To do:
All entries must be repeated exactly; do not include the pictures.

[Saved entries]
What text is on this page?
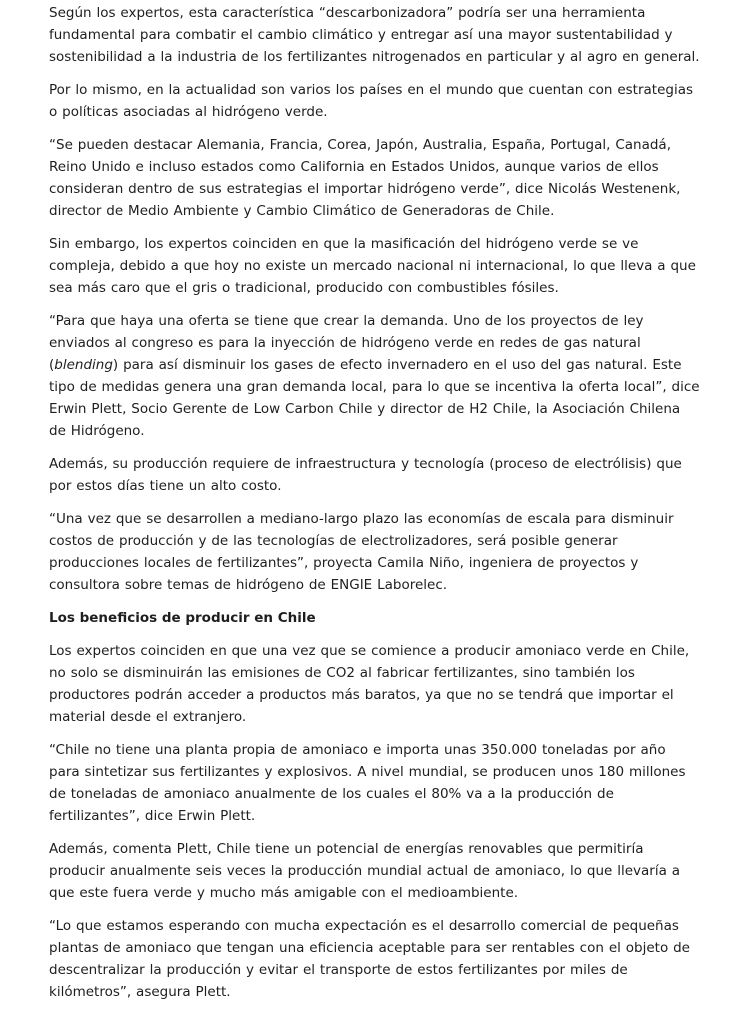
Según los expertos, esta característica “descarbonizadora” podría ser una herramienta fundamental para combatir el cambio climático y entregar así una mayor sustentabilidad y sostenibilidad a la industria de los fertilizantes nitrogenados en particular y al agro en general.

Por lo mismo, en la actualidad son varios los países en el mundo que cuentan con estrategias o políticas asociadas al hidrógeno verde.

“Se pueden destacar Alemania, Francia, Corea, Japón, Australia, España, Portugal, Canadá, Reino Unido e incluso estados como California en Estados Unidos, aunque varios de ellos consideran dentro de sus estrategias el importar hidrógeno verde”, dice Nicolás Westenenk, director de Medio Ambiente y Cambio Climático de Generadoras de Chile.

Sin embargo, los expertos coinciden en que la masificación del hidrógeno verde se ve compleja, debido a que hoy no existe un mercado nacional ni internacional, lo que lleva a que sea más caro que el gris o tradicional, producido con combustibles fósiles.

“Para que haya una oferta se tiene que crear la demanda. Uno de los proyectos de ley enviados al congreso es para la inyección de hidrógeno verde en redes de gas natural (blending) para así disminuir los gases de efecto invernadero en el uso del gas natural. Este tipo de medidas genera una gran demanda local, para lo que se incentiva la oferta local”, dice Erwin Plett, Socio Gerente de Low Carbon Chile y director de H2 Chile, la Asociación Chilena de Hidrógeno.

Además, su producción requiere de infraestructura y tecnología (proceso de electrólisis) que por estos días tiene un alto costo.

“Una vez que se desarrollen a mediano-largo plazo las economías de escala para disminuir costos de producción y de las tecnologías de electrolizadores, será posible generar producciones locales de fertilizantes”, proyecta Camila Niño, ingeniera de proyectos y consultora sobre temas de hidrógeno de ENGIE Laborelec.

Los beneficios de producir en Chile

Los expertos coinciden en que una vez que se comience a producir amoniaco verde en Chile, no solo se disminuirán las emisiones de CO2 al fabricar fertilizantes, sino también los productores podrán acceder a productos más baratos, ya que no se tendrá que importar el material desde el extranjero.

“Chile no tiene una planta propia de amoniaco e importa unas 350.000 toneladas por año para sintetizar sus fertilizantes y explosivos. A nivel mundial, se producen unos 180 millones de toneladas de amoniaco anualmente de los cuales el 80% va a la producción de fertilizantes”, dice Erwin Plett.

Además, comenta Plett, Chile tiene un potencial de energías renovables que permitiría producir anualmente seis veces la producción mundial actual de amoniaco, lo que llevaría a que este fuera verde y mucho más amigable con el medioambiente.

“Lo que estamos esperando con mucha expectación es el desarrollo comercial de pequeñas plantas de amoniaco que tengan una eficiencia aceptable para ser rentables con el objeto de descentralizar la producción y evitar el transporte de estos fertilizantes por miles de kilómetros”, asegura Plett.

Full solution:
What text is on this page?
Según los expertos, esta característica “descarbonizadora” podría ser una herramienta fundamental para combatir el cambio climático y entregar así una mayor sustentabilidad y sostenibilidad a la industria de los fertilizantes nitrogenados en particular y al agro en general.

Por lo mismo, en la actualidad son varios los países en el mundo que cuentan con estrategias o políticas asociadas al hidrógeno verde.

“Se pueden destacar Alemania, Francia, Corea, Japón, Australia, España, Portugal, Canadá, Reino Unido e incluso estados como California en Estados Unidos, aunque varios de ellos consideran dentro de sus estrategias el importar hidrógeno verde”, dice Nicolás Westenenk, director de Medio Ambiente y Cambio Climático de Generadoras de Chile.

Sin embargo, los expertos coinciden en que la masificación del hidrógeno verde se ve compleja, debido a que hoy no existe un mercado nacional ni internacional, lo que lleva a que sea más caro que el gris o tradicional, producido con combustibles fósiles.

“Para que haya una oferta se tiene que crear la demanda. Uno de los proyectos de ley enviados al congreso es para la inyección de hidrógeno verde en redes de gas natural (blending) para así disminuir los gases de efecto invernadero en el uso del gas natural. Este tipo de medidas genera una gran demanda local, para lo que se incentiva la oferta local”, dice Erwin Plett, Socio Gerente de Low Carbon Chile y director de H2 Chile, la Asociación Chilena de Hidrógeno.

Además, su producción requiere de infraestructura y tecnología (proceso de electrólisis) que por estos días tiene un alto costo.

“Una vez que se desarrollen a mediano-largo plazo las economías de escala para disminuir costos de producción y de las tecnologías de electrolizadores, será posible generar producciones locales de fertilizantes”, proyecta Camila Niño, ingeniera de proyectos y consultora sobre temas de hidrógeno de ENGIE Laborelec.

Los beneficios de producir en Chile

Los expertos coinciden en que una vez que se comience a producir amoniaco verde en Chile, no solo se disminuirán las emisiones de CO2 al fabricar fertilizantes, sino también los productores podrán acceder a productos más baratos, ya que no se tendrá que importar el material desde el extranjero.

“Chile no tiene una planta propia de amoniaco e importa unas 350.000 toneladas por año para sintetizar sus fertilizantes y explosivos. A nivel mundial, se producen unos 180 millones de toneladas de amoniaco anualmente de los cuales el 80% va a la producción de fertilizantes”, dice Erwin Plett.

Además, comenta Plett, Chile tiene un potencial de energías renovables que permitiría producir anualmente seis veces la producción mundial actual de amoniaco, lo que llevaría a que este fuera verde y mucho más amigable con el medioambiente.

“Lo que estamos esperando con mucha expectación es el desarrollo comercial de pequeñas plantas de amoniaco que tengan una eficiencia aceptable para ser rentables con el objeto de descentralizar la producción y evitar el transporte de estos fertilizantes por miles de kilómetros”, asegura Plett.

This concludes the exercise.